[DO THIS]:
Copy every line of the records below where the word "circle" occurs.

Figure collection entries:
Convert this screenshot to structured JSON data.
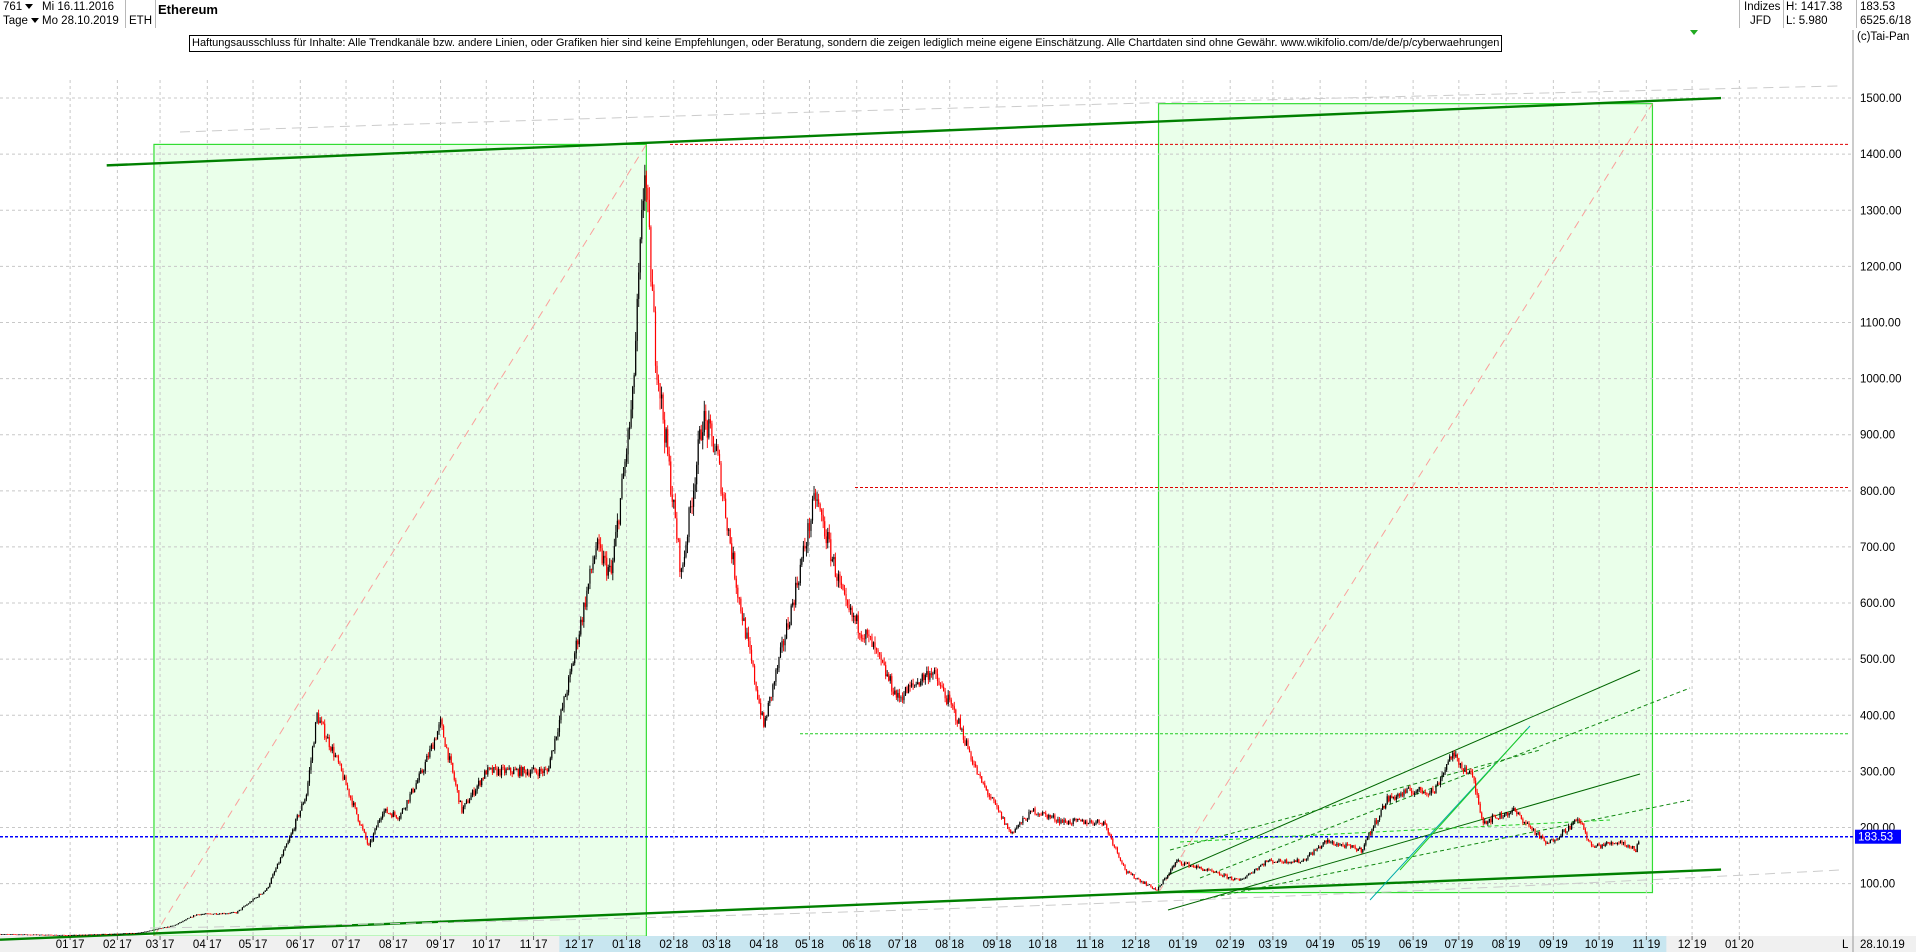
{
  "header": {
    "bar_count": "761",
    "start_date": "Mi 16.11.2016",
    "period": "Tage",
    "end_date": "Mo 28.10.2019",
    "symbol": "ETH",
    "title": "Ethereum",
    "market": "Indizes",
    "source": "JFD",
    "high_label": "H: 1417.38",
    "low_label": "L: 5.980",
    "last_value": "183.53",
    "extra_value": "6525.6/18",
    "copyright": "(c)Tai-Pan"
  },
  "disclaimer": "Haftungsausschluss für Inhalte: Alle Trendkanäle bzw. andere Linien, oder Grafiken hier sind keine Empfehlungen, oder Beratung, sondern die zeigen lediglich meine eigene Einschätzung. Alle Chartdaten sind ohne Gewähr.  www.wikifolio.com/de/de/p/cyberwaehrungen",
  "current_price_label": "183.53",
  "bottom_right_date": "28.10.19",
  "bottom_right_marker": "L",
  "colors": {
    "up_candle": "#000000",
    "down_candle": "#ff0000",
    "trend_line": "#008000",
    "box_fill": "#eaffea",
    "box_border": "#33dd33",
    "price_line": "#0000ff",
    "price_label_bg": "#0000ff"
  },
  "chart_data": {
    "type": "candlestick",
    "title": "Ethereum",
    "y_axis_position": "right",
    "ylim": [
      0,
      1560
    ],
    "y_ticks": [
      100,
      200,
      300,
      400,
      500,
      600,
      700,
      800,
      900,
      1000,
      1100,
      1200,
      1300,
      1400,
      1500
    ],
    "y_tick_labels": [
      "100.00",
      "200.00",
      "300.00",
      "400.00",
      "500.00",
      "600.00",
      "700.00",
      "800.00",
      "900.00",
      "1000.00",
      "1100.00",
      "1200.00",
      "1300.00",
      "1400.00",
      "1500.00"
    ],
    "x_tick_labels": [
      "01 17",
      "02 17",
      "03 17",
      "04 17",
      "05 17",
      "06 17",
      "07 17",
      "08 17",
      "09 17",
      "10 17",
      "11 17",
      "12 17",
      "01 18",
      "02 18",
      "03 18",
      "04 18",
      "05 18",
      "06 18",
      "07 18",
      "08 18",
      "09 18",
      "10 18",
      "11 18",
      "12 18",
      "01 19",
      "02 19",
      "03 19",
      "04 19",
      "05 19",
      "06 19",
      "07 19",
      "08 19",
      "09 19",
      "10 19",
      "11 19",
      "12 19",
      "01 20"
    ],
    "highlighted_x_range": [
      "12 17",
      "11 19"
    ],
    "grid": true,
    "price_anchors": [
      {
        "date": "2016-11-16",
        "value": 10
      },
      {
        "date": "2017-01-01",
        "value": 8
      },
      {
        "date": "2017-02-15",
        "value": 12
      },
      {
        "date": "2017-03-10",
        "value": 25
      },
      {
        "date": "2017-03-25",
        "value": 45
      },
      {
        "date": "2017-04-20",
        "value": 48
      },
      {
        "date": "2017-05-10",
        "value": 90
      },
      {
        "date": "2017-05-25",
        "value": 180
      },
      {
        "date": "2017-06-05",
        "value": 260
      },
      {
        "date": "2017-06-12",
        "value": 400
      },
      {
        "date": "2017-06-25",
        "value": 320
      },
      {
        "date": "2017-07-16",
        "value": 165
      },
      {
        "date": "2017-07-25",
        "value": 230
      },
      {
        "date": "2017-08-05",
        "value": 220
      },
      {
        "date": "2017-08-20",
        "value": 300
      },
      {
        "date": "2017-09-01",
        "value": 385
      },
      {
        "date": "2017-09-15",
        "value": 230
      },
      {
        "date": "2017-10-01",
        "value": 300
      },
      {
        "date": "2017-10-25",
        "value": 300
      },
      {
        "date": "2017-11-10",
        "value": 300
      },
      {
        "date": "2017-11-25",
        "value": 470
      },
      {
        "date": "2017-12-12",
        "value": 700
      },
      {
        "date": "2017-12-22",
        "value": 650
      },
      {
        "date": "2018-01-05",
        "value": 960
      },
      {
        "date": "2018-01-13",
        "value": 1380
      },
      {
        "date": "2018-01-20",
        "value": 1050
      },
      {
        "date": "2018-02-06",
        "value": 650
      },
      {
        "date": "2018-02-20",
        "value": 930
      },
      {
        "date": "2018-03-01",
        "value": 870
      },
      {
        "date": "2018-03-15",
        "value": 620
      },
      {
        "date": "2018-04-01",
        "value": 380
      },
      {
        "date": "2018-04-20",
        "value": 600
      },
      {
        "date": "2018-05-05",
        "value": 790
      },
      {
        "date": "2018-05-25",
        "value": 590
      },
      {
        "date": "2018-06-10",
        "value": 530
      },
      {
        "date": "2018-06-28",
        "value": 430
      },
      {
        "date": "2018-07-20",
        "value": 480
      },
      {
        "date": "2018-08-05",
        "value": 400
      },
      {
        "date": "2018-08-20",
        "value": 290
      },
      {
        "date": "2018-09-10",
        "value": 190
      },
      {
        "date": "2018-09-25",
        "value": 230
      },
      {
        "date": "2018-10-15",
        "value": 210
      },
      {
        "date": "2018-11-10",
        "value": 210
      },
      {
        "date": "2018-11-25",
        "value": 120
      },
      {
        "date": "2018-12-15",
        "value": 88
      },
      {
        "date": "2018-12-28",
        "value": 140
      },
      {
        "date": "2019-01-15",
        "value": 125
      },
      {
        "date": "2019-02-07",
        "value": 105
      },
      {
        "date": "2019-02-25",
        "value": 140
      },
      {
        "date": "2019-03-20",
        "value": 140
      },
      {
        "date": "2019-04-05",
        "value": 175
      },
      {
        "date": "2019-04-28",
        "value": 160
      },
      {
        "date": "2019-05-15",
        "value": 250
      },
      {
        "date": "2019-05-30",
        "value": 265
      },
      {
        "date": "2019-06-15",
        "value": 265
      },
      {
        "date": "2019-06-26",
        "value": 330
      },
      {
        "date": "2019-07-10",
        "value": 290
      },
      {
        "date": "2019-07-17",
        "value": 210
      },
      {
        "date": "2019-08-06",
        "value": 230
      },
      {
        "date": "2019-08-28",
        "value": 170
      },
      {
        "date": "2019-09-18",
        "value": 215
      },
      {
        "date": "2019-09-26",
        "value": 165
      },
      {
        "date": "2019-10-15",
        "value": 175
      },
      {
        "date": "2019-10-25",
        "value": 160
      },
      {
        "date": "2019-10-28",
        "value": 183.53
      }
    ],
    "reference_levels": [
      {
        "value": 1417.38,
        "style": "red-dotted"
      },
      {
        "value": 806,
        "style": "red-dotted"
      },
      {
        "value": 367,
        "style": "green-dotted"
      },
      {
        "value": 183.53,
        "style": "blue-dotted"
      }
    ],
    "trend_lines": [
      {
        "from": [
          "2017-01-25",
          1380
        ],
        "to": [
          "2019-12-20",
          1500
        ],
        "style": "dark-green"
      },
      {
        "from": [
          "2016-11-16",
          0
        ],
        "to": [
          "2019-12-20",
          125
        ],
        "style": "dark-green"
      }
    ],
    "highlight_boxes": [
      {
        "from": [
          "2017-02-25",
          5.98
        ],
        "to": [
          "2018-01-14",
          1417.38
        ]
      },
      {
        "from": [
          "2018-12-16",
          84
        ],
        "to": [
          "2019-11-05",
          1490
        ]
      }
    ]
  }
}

---

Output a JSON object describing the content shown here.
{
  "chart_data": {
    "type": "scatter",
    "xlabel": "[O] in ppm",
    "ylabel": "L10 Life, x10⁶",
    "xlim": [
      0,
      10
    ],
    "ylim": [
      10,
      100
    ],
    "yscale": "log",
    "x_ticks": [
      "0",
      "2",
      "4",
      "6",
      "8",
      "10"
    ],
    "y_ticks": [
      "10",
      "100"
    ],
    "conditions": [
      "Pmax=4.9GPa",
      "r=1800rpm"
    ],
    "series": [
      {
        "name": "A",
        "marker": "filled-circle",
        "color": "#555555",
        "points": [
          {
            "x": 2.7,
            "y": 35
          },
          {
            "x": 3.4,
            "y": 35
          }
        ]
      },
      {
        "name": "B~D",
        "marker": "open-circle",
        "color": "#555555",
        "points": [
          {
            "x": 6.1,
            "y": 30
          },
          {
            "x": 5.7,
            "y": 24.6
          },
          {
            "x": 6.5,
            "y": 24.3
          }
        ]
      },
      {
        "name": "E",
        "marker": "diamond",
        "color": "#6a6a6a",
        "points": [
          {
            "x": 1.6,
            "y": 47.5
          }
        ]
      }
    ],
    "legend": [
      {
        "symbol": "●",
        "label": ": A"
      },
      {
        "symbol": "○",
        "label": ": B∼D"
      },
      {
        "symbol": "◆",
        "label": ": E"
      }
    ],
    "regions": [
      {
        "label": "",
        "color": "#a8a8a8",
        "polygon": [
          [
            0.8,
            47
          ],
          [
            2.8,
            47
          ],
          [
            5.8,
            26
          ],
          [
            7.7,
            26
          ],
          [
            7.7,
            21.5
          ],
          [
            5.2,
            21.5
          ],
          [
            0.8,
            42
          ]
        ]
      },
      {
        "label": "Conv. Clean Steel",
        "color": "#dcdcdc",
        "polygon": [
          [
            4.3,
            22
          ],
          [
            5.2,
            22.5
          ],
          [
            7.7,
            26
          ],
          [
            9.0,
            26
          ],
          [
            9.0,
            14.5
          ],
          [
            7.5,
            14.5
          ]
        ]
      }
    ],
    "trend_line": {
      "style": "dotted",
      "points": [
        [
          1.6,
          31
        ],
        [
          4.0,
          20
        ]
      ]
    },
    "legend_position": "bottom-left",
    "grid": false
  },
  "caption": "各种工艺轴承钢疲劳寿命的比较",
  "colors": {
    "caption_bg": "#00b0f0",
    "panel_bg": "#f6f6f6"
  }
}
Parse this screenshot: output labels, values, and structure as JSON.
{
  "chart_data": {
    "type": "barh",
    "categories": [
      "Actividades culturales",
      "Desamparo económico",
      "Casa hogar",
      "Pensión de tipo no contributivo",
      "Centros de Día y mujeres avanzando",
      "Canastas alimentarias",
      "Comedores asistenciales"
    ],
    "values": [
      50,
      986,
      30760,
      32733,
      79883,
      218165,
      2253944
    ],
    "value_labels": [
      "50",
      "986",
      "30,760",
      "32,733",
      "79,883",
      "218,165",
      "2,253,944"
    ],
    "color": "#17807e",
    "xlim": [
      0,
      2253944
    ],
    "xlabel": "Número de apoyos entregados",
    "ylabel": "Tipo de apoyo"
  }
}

* * *

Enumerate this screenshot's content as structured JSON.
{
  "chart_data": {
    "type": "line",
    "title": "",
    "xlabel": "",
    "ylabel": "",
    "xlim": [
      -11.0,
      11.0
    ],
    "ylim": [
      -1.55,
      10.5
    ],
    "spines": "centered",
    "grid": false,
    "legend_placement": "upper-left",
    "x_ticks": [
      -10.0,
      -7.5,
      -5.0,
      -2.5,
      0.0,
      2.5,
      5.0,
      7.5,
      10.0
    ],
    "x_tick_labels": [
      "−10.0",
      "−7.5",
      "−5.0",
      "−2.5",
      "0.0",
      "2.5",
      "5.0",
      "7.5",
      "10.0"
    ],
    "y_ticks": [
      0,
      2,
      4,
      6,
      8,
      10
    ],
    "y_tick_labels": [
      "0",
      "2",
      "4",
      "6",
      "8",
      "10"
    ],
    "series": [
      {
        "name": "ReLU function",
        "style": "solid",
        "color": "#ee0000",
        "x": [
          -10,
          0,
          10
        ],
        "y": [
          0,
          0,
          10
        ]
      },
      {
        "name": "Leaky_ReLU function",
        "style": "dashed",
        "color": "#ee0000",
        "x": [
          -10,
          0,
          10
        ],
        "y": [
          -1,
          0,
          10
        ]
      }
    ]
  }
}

[PROBLEM SOLUTION]:
        "marker": "filled-circle",
        "marker": "open-circle",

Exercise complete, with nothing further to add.